Short exercise:
Copy out all the data, word for word.

Stored records
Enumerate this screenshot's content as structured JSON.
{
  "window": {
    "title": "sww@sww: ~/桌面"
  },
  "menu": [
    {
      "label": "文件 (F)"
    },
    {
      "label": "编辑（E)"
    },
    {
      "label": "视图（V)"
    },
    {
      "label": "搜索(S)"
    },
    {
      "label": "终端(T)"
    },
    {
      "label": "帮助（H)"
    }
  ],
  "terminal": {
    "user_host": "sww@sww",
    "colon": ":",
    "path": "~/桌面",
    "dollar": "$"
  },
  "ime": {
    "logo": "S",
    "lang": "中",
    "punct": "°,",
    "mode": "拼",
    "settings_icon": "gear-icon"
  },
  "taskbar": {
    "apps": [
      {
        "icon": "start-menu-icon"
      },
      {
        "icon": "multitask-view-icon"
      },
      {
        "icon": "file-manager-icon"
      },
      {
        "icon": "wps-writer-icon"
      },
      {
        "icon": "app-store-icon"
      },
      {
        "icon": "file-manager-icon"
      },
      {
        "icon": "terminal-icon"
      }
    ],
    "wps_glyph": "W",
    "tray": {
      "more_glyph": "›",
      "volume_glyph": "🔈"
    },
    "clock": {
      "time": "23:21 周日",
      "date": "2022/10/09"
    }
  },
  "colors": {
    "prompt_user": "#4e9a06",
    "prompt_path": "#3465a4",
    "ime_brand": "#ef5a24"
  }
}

Worked answer:
Enumerate this screenshot's content as structured JSON.
{
  "window": {
    "title": "sww@sww: ~/桌面"
  },
  "menu": [
    {
      "label": "文件 (F)"
    },
    {
      "label": "编辑（E)"
    },
    {
      "label": "视图（V)"
    },
    {
      "label": "搜索(S)"
    },
    {
      "label": "终端(T)"
    },
    {
      "label": "帮助（H)"
    }
  ],
  "terminal": {
    "user_host": "sww@sww",
    "colon": ":",
    "path": "~/桌面",
    "dollar": "$"
  },
  "ime": {
    "logo": "S",
    "lang": "中",
    "punct": "°,",
    "mode": "拼",
    "settings_icon": "gear-icon"
  },
  "taskbar": {
    "apps": [
      {
        "icon": "start-menu-icon"
      },
      {
        "icon": "multitask-view-icon"
      },
      {
        "icon": "file-manager-icon"
      },
      {
        "icon": "wps-writer-icon"
      },
      {
        "icon": "app-store-icon"
      },
      {
        "icon": "file-manager-icon"
      },
      {
        "icon": "terminal-icon"
      }
    ],
    "wps_glyph": "W",
    "tray": {
      "more_glyph": "›",
      "volume_glyph": "🔈"
    },
    "clock": {
      "time": "23:21 周日",
      "date": "2022/10/09"
    }
  },
  "colors": {
    "prompt_user": "#4e9a06",
    "prompt_path": "#3465a4",
    "ime_brand": "#ef5a24"
  }
}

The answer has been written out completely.